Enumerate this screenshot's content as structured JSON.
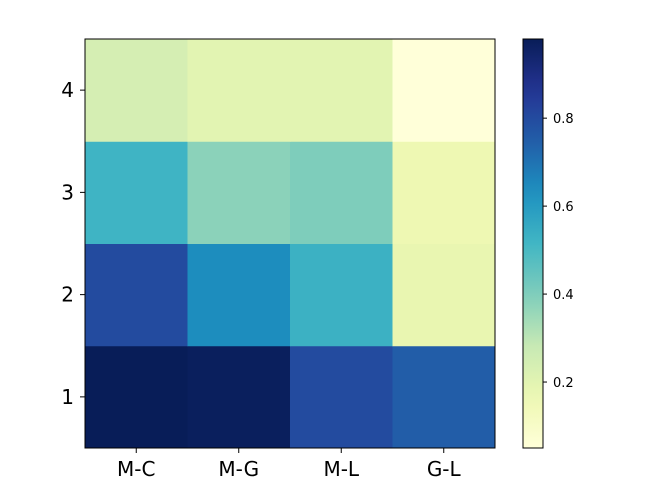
{
  "chart_data": {
    "type": "heatmap",
    "x_categories": [
      "M-C",
      "M-G",
      "M-L",
      "G-L"
    ],
    "y_categories": [
      "1",
      "2",
      "3",
      "4"
    ],
    "values": [
      [
        0.98,
        0.97,
        0.8,
        0.75
      ],
      [
        0.8,
        0.64,
        0.53,
        0.18
      ],
      [
        0.52,
        0.38,
        0.4,
        0.16
      ],
      [
        0.24,
        0.2,
        0.2,
        0.05
      ]
    ],
    "colorbar": {
      "min": 0.05,
      "max": 0.98,
      "ticks": [
        0.2,
        0.4,
        0.6,
        0.8
      ],
      "tick_labels": [
        "0.2",
        "0.4",
        "0.6",
        "0.8"
      ],
      "colormap": "YlGnBu"
    },
    "grid": false,
    "title": "",
    "xlabel": "",
    "ylabel": ""
  }
}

::::::

Aim:
Pictures are excluded; copy all other data exactly as shown.

Expected output:
Enumerate this screenshot's content as structured JSON.
{
  "chart_data": {
    "type": "heatmap",
    "x_categories": [
      "M-C",
      "M-G",
      "M-L",
      "G-L"
    ],
    "y_categories": [
      "1",
      "2",
      "3",
      "4"
    ],
    "values": [
      [
        0.98,
        0.97,
        0.8,
        0.75
      ],
      [
        0.8,
        0.64,
        0.53,
        0.18
      ],
      [
        0.52,
        0.38,
        0.4,
        0.16
      ],
      [
        0.24,
        0.2,
        0.2,
        0.05
      ]
    ],
    "colorbar": {
      "min": 0.05,
      "max": 0.98,
      "ticks": [
        0.2,
        0.4,
        0.6,
        0.8
      ],
      "tick_labels": [
        "0.2",
        "0.4",
        "0.6",
        "0.8"
      ],
      "colormap": "YlGnBu"
    },
    "grid": false,
    "title": "",
    "xlabel": "",
    "ylabel": ""
  }
}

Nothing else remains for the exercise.